AUFGABE UND ANFORDERUNGEN:
Bitte beantworte die folgenden Fragen anhand des Dokumentauszugs unten:
1. Welche Funktion hat Heike Ziegenbein?
2. An welchem Tag soll die abschließende Entscheidung fallen?
3. Welcher Organisation gehört Ulrike Löhr als Kommunalexpertin an?

So schrieb Büroleiterin Heike Ziegenbein zuletzt in einer internen Mail an die Fraktionen: „Hintergrund ist, dass Themen Kleiner Anfragen vor Ablauf des Bearbeitungszeitraums in den Medien präsent sind und den Stadtverordneten die Möglichkeit nimmt, selbst zu agieren.“ Eine abschließende Entscheidung werde am 2. November getroffen, so Ziegenbein – dennoch wird vorläufig schon so verfahren.

Kritik vom Journalistenverband 

Die Kommunalexpertin von der Transparenzorganisation Transparency International Deutschland, Ulrike Löhr, sagte auf PNN-Anfrage : „Anfrage und Antwort gemeinsam zu veröffentlichen, kann mit Blick auf die Debattenkultur grundsätzlich legitim sein.“ Allerdings dürfe journalistische Arbeit laut Löhr nicht behindert werden. Die Stadt Potsdam ist seit mehreren Jahren Mitglied von Transparency International.

BEREITGESTELLTE ANGABEN:
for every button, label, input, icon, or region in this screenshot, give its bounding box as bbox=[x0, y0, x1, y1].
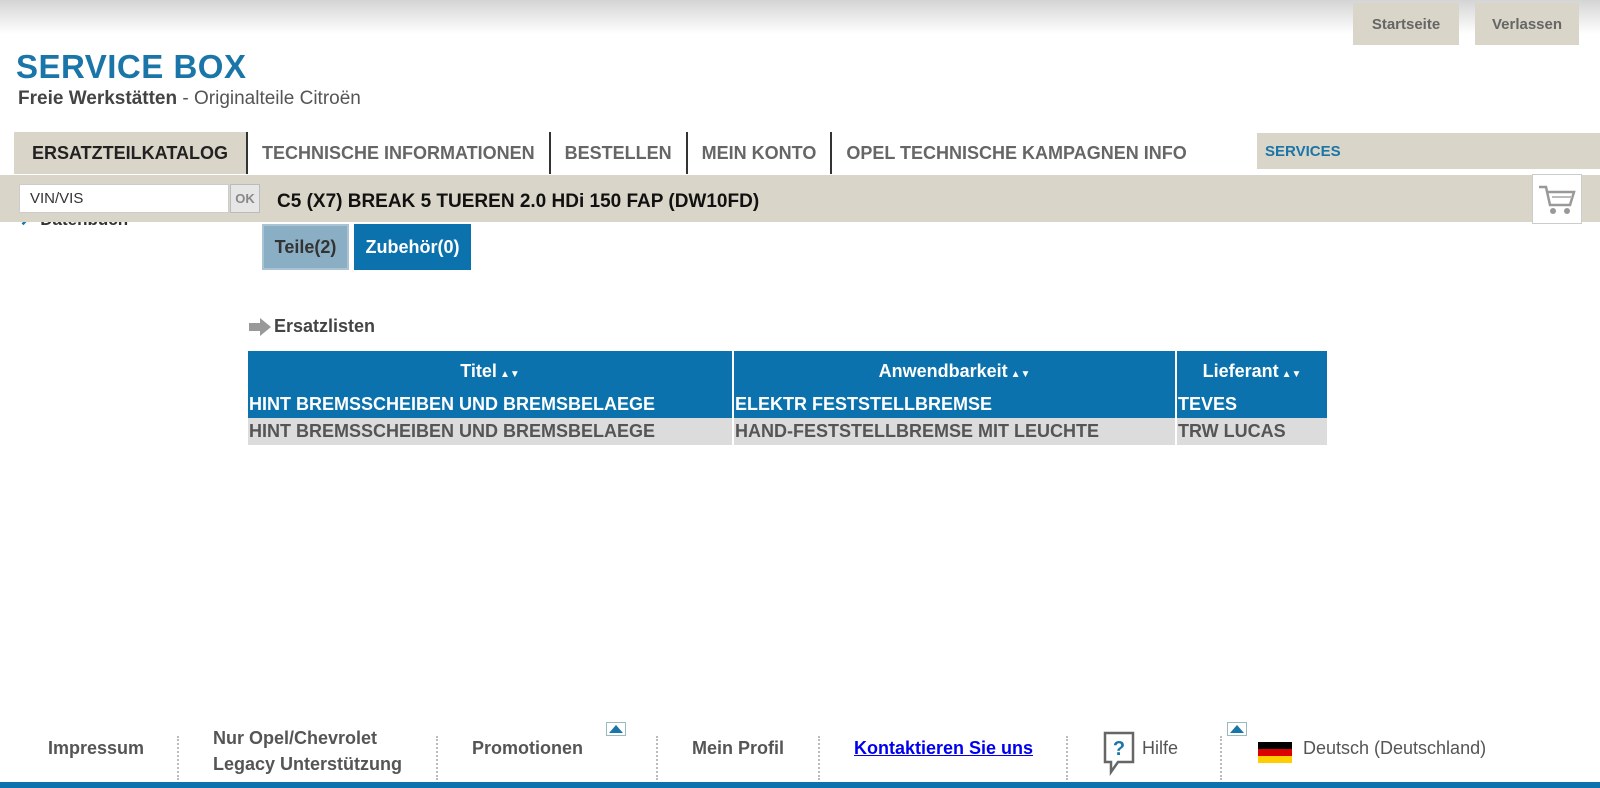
vin-input[interactable]: VIN/VIS bbox=[19, 184, 229, 213]
footer-impressum[interactable]: Impressum bbox=[48, 738, 144, 759]
footer-divider bbox=[656, 736, 658, 780]
footer-legacy-line1: Nur Opel/Chevrolet bbox=[213, 728, 378, 748]
parts-table: Titel ▲▼ Anwendbarkeit ▲▼ Lieferant ▲▼ HINT… bbox=[246, 351, 1329, 445]
tab-bestellen[interactable]: BESTELLEN bbox=[550, 132, 688, 174]
footer-promotionen[interactable]: Promotionen bbox=[472, 738, 583, 759]
footer-divider bbox=[177, 736, 179, 780]
help-icon[interactable]: ? bbox=[1102, 730, 1136, 781]
section-title: Ersatzlisten bbox=[248, 316, 375, 337]
expand-up-icon[interactable] bbox=[1227, 722, 1247, 736]
footer-hilfe[interactable]: Hilfe bbox=[1142, 738, 1178, 759]
home-button[interactable]: Startseite bbox=[1353, 3, 1459, 45]
cell-anwendbarkeit: ELEKTR FESTSTELLBREMSE bbox=[734, 391, 1175, 418]
footer: Impressum Nur Opel/Chevrolet Legacy Unte… bbox=[0, 722, 1600, 788]
cell-titel: HINT BREMSSCHEIBEN UND BREMSBELAEGE bbox=[248, 418, 732, 445]
brand-title: SERVICE BOX bbox=[16, 48, 247, 85]
tab-opel-kampagnen[interactable]: OPEL TECHNISCHE KAMPAGNEN INFO bbox=[832, 132, 1201, 174]
table-row[interactable]: HINT BREMSSCHEIBEN UND BREMSBELAEGE HAND… bbox=[248, 418, 1327, 445]
services-tab[interactable]: SERVICES bbox=[1257, 133, 1600, 169]
tab-technische-informationen[interactable]: TECHNISCHE INFORMATIONEN bbox=[247, 132, 551, 174]
footer-divider bbox=[1066, 736, 1068, 780]
tab-zubehoer[interactable]: Zubehör(0) bbox=[354, 224, 471, 270]
subbrand-rest: - Originalteile Citroën bbox=[177, 88, 361, 109]
language-selector[interactable]: Deutsch (Deutschland) bbox=[1303, 738, 1486, 759]
footer-divider bbox=[818, 736, 820, 780]
expand-up-icon[interactable] bbox=[606, 722, 626, 736]
subbrand-bold: Freie Werkstätten bbox=[18, 88, 178, 109]
german-flag-icon bbox=[1258, 742, 1292, 763]
cell-lieferant: TEVES bbox=[1177, 391, 1327, 418]
footer-divider bbox=[1220, 736, 1222, 780]
section-title-label: Ersatzlisten bbox=[274, 316, 376, 336]
cell-titel: HINT BREMSSCHEIBEN UND BREMSBELAEGE bbox=[248, 391, 732, 418]
exit-button[interactable]: Verlassen bbox=[1475, 3, 1579, 45]
column-header-titel[interactable]: Titel ▲▼ bbox=[248, 351, 732, 391]
footer-mein-profil[interactable]: Mein Profil bbox=[692, 738, 784, 759]
svg-text:?: ? bbox=[1113, 738, 1125, 760]
tab-mein-konto[interactable]: MEIN KONTO bbox=[687, 132, 833, 174]
bottom-bar bbox=[0, 782, 1600, 788]
column-header-anwendbarkeit[interactable]: Anwendbarkeit ▲▼ bbox=[734, 351, 1175, 391]
footer-divider bbox=[436, 736, 438, 780]
main-nav: ERSATZTEILKATALOG TECHNISCHE INFORMATION… bbox=[14, 132, 1201, 174]
column-header-label: Lieferant bbox=[1202, 360, 1279, 381]
sort-icon[interactable]: ▲▼ bbox=[1011, 369, 1031, 380]
vin-ok-button[interactable]: OK bbox=[230, 184, 260, 213]
footer-legacy-support[interactable]: Nur Opel/Chevrolet Legacy Unterstützung bbox=[213, 725, 402, 777]
column-header-lieferant[interactable]: Lieferant ▲▼ bbox=[1177, 351, 1327, 391]
footer-kontakt-link[interactable]: Kontaktieren Sie uns bbox=[854, 738, 1033, 759]
sort-icon[interactable]: ▲▼ bbox=[500, 369, 520, 380]
brand-subtitle: Freie Werkstätten - Originalteile Citroë… bbox=[18, 88, 361, 110]
tab-teile[interactable]: Teile(2) bbox=[262, 224, 349, 270]
cell-lieferant: TRW LUCAS bbox=[1177, 418, 1327, 445]
right-arrow-icon bbox=[249, 317, 271, 336]
cell-anwendbarkeit: HAND-FESTSTELLBREMSE MIT LEUCHTE bbox=[734, 418, 1175, 445]
shopping-cart-icon[interactable] bbox=[1532, 174, 1582, 224]
sort-icon[interactable]: ▲▼ bbox=[1282, 369, 1302, 380]
column-header-label: Titel bbox=[460, 360, 497, 381]
table-row[interactable]: HINT BREMSSCHEIBEN UND BREMSBELAEGE ELEK… bbox=[248, 391, 1327, 418]
column-header-label: Anwendbarkeit bbox=[878, 360, 1008, 381]
footer-legacy-line2: Legacy Unterstützung bbox=[213, 754, 403, 774]
vehicle-title: C5 (X7) BREAK 5 TUEREN 2.0 HDi 150 FAP (… bbox=[277, 191, 760, 212]
tab-ersatzteilkatalog[interactable]: ERSATZTEILKATALOG bbox=[14, 132, 248, 174]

ENDGÜLTIGE ANTWORT:
1. Büroleiterin
2. Am 2. November
3. Transparency International Deutschland